EXERCISE BRIEF: Repeat, without any change, the entries presented below.
[Begin MATERIAL SHOWN]
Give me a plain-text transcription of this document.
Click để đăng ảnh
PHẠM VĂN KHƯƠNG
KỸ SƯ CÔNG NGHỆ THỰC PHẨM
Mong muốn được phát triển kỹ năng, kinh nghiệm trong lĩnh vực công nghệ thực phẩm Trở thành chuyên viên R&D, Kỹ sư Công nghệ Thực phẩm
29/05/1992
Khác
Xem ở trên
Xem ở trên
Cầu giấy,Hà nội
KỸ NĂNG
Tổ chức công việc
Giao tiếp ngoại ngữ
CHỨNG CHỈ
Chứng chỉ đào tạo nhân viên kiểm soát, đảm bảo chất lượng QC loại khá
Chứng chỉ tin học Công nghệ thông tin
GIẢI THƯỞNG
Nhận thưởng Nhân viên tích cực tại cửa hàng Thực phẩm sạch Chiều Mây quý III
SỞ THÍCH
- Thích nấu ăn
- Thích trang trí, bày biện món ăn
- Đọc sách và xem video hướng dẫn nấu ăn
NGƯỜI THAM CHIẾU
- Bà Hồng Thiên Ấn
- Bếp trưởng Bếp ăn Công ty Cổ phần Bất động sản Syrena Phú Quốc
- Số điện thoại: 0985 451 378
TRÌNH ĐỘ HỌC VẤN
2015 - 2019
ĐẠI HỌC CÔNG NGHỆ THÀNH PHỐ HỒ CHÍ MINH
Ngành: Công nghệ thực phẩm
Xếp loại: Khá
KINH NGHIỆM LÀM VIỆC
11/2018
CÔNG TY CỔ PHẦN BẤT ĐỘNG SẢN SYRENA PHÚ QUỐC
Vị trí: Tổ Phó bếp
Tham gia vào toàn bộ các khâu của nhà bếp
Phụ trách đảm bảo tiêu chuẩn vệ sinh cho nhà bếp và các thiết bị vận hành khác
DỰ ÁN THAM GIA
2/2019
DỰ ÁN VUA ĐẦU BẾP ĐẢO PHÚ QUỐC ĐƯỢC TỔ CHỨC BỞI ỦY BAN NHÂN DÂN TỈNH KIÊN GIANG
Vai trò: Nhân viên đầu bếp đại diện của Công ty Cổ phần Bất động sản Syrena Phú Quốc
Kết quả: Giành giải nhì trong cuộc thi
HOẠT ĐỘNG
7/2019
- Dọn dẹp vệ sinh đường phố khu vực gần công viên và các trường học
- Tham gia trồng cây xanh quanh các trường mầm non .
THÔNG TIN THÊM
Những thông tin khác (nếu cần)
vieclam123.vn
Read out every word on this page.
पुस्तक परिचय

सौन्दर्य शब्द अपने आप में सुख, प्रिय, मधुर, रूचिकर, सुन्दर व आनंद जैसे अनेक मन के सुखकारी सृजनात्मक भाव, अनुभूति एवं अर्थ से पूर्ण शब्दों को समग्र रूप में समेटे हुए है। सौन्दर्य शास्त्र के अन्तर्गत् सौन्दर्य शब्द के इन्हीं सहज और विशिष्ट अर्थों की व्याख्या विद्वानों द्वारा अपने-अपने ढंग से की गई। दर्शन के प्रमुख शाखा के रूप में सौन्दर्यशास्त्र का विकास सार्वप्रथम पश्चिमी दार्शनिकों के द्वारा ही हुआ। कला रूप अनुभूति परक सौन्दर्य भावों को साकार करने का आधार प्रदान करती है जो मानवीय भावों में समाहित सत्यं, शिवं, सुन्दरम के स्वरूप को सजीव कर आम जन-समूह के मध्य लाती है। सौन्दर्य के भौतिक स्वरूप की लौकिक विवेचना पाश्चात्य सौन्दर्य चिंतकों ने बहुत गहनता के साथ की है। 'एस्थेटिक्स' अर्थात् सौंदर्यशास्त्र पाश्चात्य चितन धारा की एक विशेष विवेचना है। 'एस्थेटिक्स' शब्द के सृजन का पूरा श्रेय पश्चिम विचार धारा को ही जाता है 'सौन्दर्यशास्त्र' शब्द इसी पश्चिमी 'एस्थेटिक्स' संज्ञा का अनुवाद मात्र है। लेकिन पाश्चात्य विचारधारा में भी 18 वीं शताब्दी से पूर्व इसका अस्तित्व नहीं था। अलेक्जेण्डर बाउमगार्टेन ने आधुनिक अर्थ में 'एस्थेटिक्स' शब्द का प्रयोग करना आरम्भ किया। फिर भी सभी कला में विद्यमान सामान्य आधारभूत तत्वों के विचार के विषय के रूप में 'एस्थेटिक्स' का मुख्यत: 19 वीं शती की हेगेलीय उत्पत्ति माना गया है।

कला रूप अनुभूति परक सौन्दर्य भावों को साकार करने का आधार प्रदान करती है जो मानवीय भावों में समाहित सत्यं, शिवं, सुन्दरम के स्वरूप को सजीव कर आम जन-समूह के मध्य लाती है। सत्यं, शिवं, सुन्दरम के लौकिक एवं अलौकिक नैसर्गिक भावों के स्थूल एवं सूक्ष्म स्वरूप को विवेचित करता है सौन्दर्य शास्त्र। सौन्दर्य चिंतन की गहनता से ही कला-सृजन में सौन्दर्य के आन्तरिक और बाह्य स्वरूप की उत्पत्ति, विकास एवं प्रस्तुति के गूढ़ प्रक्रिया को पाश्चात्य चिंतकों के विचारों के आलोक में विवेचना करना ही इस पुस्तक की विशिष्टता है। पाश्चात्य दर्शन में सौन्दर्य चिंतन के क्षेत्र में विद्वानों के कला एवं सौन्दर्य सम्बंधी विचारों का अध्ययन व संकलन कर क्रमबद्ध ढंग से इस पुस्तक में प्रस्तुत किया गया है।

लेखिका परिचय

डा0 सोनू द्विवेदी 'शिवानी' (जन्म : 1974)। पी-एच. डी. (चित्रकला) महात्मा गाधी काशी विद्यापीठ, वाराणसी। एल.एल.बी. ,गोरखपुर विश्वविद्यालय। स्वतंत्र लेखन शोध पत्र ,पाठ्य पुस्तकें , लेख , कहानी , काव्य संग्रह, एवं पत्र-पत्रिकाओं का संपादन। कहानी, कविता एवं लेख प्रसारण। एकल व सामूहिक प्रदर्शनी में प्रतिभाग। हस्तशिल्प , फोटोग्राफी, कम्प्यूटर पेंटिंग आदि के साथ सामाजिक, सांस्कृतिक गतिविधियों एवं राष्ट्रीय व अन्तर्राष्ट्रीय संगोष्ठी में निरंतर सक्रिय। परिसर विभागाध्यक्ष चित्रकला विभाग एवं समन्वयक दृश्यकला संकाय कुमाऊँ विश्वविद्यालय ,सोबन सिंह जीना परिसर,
[End MATERIAL SHOWN]
FULL SOLUTION:
Give me a plain-text transcription of this document.
Click để đăng ảnh
PHẠM VĂN KHƯƠNG
KỸ SƯ CÔNG NGHỆ THỰC PHẨM
Mong muốn được phát triển kỹ năng, kinh nghiệm trong lĩnh vực công nghệ thực phẩm Trở thành chuyên viên R&D, Kỹ sư Công nghệ Thực phẩm
29/05/1992
Khác
Xem ở trên
Xem ở trên
Cầu giấy,Hà nội
KỸ NĂNG
Tổ chức công việc
Giao tiếp ngoại ngữ
CHỨNG CHỈ
Chứng chỉ đào tạo nhân viên kiểm soát, đảm bảo chất lượng QC loại khá
Chứng chỉ tin học Công nghệ thông tin
GIẢI THƯỞNG
Nhận thưởng Nhân viên tích cực tại cửa hàng Thực phẩm sạch Chiều Mây quý III
SỞ THÍCH
- Thích nấu ăn
- Thích trang trí, bày biện món ăn
- Đọc sách và xem video hướng dẫn nấu ăn
NGƯỜI THAM CHIẾU
- Bà Hồng Thiên Ấn
- Bếp trưởng Bếp ăn Công ty Cổ phần Bất động sản Syrena Phú Quốc
- Số điện thoại: 0985 451 378
TRÌNH ĐỘ HỌC VẤN
2015 - 2019
ĐẠI HỌC CÔNG NGHỆ THÀNH PHỐ HỒ CHÍ MINH
Ngành: Công nghệ thực phẩm
Xếp loại: Khá
KINH NGHIỆM LÀM VIỆC
11/2018
CÔNG TY CỔ PHẦN BẤT ĐỘNG SẢN SYRENA PHÚ QUỐC
Vị trí: Tổ Phó bếp
Tham gia vào toàn bộ các khâu của nhà bếp
Phụ trách đảm bảo tiêu chuẩn vệ sinh cho nhà bếp và các thiết bị vận hành khác
DỰ ÁN THAM GIA
2/2019
DỰ ÁN VUA ĐẦU BẾP ĐẢO PHÚ QUỐC ĐƯỢC TỔ CHỨC BỞI ỦY BAN NHÂN DÂN TỈNH KIÊN GIANG
Vai trò: Nhân viên đầu bếp đại diện của Công ty Cổ phần Bất động sản Syrena Phú Quốc
Kết quả: Giành giải nhì trong cuộc thi
HOẠT ĐỘNG
7/2019
- Dọn dẹp vệ sinh đường phố khu vực gần công viên và các trường học
- Tham gia trồng cây xanh quanh các trường mầm non .
THÔNG TIN THÊM
Những thông tin khác (nếu cần)
vieclam123.vn
Read out every word on this page.
पुस्तक परिचय

सौन्दर्य शब्द अपने आप में सुख, प्रिय, मधुर, रूचिकर, सुन्दर व आनंद जैसे अनेक मन के सुखकारी सृजनात्मक भाव, अनुभूति एवं अर्थ से पूर्ण शब्दों को समग्र रूप में समेटे हुए है। सौन्दर्य शास्त्र के अन्तर्गत् सौन्दर्य शब्द के इन्हीं सहज और विशिष्ट अर्थों की व्याख्या विद्वानों द्वारा अपने-अपने ढंग से की गई। दर्शन के प्रमुख शाखा के रूप में सौन्दर्यशास्त्र का विकास सार्वप्रथम पश्चिमी दार्शनिकों के द्वारा ही हुआ। कला रूप अनुभूति परक सौन्दर्य भावों को साकार करने का आधार प्रदान करती है जो मानवीय भावों में समाहित सत्यं, शिवं, सुन्दरम के स्वरूप को सजीव कर आम जन-समूह के मध्य लाती है। सौन्दर्य के भौतिक स्वरूप की लौकिक विवेचना पाश्चात्य सौन्दर्य चिंतकों ने बहुत गहनता के साथ की है। 'एस्थेटिक्स' अर्थात् सौंदर्यशास्त्र पाश्चात्य चितन धारा की एक विशेष विवेचना है। 'एस्थेटिक्स' शब्द के सृजन का पूरा श्रेय पश्चिम विचार धारा को ही जाता है 'सौन्दर्यशास्त्र' शब्द इसी पश्चिमी 'एस्थेटिक्स' संज्ञा का अनुवाद मात्र है। लेकिन पाश्चात्य विचारधारा में भी 18 वीं शताब्दी से पूर्व इसका अस्तित्व नहीं था। अलेक्जेण्डर बाउमगार्टेन ने आधुनिक अर्थ में 'एस्थेटिक्स' शब्द का प्रयोग करना आरम्भ किया। फिर भी सभी कला में विद्यमान सामान्य आधारभूत तत्वों के विचार के विषय के रूप में 'एस्थेटिक्स' का मुख्यत: 19 वीं शती की हेगेलीय उत्पत्ति माना गया है।

कला रूप अनुभूति परक सौन्दर्य भावों को साकार करने का आधार प्रदान करती है जो मानवीय भावों में समाहित सत्यं, शिवं, सुन्दरम के स्वरूप को सजीव कर आम जन-समूह के मध्य लाती है। सत्यं, शिवं, सुन्दरम के लौकिक एवं अलौकिक नैसर्गिक भावों के स्थूल एवं सूक्ष्म स्वरूप को विवेचित करता है सौन्दर्य शास्त्र। सौन्दर्य चिंतन की गहनता से ही कला-सृजन में सौन्दर्य के आन्तरिक और बाह्य स्वरूप की उत्पत्ति, विकास एवं प्रस्तुति के गूढ़ प्रक्रिया को पाश्चात्य चिंतकों के विचारों के आलोक में विवेचना करना ही इस पुस्तक की विशिष्टता है। पाश्चात्य दर्शन में सौन्दर्य चिंतन के क्षेत्र में विद्वानों के कला एवं सौन्दर्य सम्बंधी विचारों का अध्ययन व संकलन कर क्रमबद्ध ढंग से इस पुस्तक में प्रस्तुत किया गया है।

लेखिका परिचय

डा0 सोनू द्विवेदी 'शिवानी' (जन्म : 1974)। पी-एच. डी. (चित्रकला) महात्मा गाधी काशी विद्यापीठ, वाराणसी। एल.एल.बी. ,गोरखपुर विश्वविद्यालय। स्वतंत्र लेखन शोध पत्र ,पाठ्य पुस्तकें , लेख , कहानी , काव्य संग्रह, एवं पत्र-पत्रिकाओं का संपादन। कहानी, कविता एवं लेख प्रसारण। एकल व सामूहिक प्रदर्शनी में प्रतिभाग। हस्तशिल्प , फोटोग्राफी, कम्प्यूटर पेंटिंग आदि के साथ सामाजिक, सांस्कृतिक गतिविधियों एवं राष्ट्रीय व अन्तर्राष्ट्रीय संगोष्ठी में निरंतर सक्रिय। परिसर विभागाध्यक्ष चित्रकला विभाग एवं समन्वयक दृश्यकला संकाय कुमाऊँ विश्वविद्यालय ,सोबन सिंह जीना परिसर,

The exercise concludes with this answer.